* Material supplied *

=== Begin Enclosure ===

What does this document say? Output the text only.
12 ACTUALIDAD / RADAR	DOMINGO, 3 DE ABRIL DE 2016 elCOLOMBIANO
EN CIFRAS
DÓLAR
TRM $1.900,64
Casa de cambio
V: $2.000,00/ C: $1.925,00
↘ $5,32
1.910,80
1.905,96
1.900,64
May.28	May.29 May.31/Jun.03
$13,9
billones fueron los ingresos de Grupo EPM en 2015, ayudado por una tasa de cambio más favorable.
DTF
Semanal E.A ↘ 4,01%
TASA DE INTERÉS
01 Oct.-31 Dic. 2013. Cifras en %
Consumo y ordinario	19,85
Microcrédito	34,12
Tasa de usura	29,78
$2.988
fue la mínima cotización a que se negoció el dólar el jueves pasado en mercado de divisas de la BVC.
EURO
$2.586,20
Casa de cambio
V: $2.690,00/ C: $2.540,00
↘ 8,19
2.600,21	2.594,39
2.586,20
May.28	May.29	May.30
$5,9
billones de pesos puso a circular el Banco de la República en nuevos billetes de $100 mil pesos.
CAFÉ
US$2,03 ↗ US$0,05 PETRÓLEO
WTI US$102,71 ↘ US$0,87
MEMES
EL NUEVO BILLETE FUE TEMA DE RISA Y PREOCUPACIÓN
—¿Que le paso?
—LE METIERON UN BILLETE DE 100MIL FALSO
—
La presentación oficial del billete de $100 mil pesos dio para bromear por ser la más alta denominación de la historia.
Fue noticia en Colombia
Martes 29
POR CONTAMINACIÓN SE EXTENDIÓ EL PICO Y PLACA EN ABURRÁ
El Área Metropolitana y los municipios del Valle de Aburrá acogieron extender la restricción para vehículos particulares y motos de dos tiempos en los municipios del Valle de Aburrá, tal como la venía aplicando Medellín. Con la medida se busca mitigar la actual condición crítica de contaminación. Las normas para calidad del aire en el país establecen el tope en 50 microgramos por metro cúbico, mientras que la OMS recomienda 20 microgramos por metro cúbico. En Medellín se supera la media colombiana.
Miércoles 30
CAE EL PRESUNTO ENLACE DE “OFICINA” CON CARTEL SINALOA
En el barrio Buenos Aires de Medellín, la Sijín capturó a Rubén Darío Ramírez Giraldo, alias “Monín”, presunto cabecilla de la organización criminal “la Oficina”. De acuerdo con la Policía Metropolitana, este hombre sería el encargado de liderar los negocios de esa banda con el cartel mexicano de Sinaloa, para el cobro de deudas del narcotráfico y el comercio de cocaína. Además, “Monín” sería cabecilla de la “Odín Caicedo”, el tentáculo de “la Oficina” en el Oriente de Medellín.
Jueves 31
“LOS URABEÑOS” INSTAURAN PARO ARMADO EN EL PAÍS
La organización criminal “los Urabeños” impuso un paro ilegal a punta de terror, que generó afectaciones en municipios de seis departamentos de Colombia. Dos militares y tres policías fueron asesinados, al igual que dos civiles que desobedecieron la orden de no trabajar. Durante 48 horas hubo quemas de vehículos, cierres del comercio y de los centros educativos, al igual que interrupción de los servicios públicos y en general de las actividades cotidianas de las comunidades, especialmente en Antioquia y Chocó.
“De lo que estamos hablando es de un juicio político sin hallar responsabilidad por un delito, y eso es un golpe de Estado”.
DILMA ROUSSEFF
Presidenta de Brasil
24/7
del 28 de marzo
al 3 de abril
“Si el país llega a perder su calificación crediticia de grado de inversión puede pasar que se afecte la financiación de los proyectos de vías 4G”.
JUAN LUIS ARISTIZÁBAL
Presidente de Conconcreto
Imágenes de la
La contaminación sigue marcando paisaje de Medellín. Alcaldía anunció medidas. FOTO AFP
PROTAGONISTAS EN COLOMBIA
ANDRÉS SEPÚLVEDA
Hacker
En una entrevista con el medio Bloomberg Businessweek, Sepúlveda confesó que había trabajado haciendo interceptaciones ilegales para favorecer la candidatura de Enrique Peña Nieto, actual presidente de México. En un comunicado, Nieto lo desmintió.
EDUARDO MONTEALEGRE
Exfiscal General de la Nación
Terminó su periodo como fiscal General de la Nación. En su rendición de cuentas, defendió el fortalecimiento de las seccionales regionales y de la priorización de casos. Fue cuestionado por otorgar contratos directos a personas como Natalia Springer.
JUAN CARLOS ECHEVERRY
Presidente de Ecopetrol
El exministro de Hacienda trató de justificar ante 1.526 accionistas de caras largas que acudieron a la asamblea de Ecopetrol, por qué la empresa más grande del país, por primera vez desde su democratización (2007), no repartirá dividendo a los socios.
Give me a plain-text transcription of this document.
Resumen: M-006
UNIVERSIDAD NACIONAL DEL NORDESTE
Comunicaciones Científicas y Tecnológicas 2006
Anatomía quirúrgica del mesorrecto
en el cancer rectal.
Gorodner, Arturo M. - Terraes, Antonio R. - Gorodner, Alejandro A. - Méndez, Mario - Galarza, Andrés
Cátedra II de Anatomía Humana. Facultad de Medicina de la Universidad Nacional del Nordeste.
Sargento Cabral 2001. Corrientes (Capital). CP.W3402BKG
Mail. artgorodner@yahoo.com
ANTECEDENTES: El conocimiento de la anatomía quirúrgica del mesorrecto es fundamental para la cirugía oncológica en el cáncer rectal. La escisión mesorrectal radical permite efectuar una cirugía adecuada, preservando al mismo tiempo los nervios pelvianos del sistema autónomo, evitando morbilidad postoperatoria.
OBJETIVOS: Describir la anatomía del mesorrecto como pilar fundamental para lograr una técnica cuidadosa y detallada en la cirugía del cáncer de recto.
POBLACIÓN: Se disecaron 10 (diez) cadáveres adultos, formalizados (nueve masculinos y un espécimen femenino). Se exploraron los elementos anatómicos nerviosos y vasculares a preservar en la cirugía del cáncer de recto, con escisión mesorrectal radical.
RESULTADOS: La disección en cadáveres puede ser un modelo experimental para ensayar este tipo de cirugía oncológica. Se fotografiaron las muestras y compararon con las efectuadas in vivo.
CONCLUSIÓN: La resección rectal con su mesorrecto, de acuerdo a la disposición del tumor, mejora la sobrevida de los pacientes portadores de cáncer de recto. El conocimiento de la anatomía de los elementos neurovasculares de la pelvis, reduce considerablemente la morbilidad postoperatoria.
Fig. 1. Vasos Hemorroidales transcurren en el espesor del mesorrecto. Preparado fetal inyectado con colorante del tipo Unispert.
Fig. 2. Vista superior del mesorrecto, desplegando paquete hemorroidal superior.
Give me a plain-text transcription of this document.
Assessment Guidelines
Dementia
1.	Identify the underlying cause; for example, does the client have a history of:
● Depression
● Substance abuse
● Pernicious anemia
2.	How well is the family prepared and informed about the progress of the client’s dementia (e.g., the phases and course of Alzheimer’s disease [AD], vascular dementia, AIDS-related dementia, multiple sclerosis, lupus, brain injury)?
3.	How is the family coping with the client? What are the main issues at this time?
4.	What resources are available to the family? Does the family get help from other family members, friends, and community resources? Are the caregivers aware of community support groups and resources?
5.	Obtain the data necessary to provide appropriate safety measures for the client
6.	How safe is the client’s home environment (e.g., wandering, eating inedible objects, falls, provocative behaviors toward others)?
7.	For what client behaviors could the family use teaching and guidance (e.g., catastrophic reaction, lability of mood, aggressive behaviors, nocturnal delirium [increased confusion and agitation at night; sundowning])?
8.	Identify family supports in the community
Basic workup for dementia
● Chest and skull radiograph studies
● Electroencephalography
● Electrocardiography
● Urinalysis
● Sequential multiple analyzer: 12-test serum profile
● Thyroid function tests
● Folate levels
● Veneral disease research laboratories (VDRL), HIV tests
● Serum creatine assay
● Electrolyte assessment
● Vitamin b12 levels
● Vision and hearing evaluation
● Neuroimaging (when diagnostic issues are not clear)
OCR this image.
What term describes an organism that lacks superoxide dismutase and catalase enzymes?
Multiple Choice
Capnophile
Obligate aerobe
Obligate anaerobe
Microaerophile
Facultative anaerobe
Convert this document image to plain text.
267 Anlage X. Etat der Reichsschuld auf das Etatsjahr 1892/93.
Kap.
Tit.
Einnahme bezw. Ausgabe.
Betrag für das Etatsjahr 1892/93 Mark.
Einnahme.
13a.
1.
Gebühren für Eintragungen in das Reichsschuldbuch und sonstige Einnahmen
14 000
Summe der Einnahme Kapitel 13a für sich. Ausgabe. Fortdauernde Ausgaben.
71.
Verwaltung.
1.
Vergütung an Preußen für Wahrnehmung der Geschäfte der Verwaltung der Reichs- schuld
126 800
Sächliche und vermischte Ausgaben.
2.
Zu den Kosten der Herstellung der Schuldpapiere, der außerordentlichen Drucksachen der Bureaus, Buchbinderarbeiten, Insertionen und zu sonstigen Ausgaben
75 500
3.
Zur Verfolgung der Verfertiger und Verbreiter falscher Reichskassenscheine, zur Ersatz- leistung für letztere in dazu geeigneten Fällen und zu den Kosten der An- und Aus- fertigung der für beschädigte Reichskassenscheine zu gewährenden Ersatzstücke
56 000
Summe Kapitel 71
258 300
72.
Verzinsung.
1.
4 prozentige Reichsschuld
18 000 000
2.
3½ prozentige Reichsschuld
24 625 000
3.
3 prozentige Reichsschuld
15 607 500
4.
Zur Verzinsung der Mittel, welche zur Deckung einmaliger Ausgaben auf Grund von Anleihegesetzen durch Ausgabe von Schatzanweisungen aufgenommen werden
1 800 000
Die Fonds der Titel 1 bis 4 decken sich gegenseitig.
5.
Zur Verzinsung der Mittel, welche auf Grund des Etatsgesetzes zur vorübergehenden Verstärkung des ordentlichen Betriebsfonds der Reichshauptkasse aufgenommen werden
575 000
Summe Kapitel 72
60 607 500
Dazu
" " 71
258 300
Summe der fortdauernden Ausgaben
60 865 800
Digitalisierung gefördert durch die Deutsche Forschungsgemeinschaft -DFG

=== End Enclosure ===

* Your assignment *
Show the lines from the data above that contain the string "como".

* Exercise answer *
El Área Metropolitana y los municipios del Valle de Aburrá acogieron extender la restricción para vehículos particulares y motos de dos tiempos en los municipios del Valle de Aburrá, tal como la venía aplicando Medellín. Con la medida se busca mitigar la actual condición crítica de contaminación. Las normas para calidad del aire en el país establecen el tope en 50 microgramos por metro cúbico, mientras que la OMS recomienda 20 microgramos por metro cúbico. En Medellín se supera la media colombiana.
Terminó su periodo como fiscal General de la Nación. En su rendición de cuentas, defendió el fortalecimiento de las seccionales regionales y de la priorización de casos. Fue cuestionado por otorgar contratos directos a personas como Natalia Springer.
OBJETIVOS: Describir la anatomía del mesorrecto como pilar fundamental para lograr una técnica cuidadosa y detallada en la cirugía del cáncer de recto.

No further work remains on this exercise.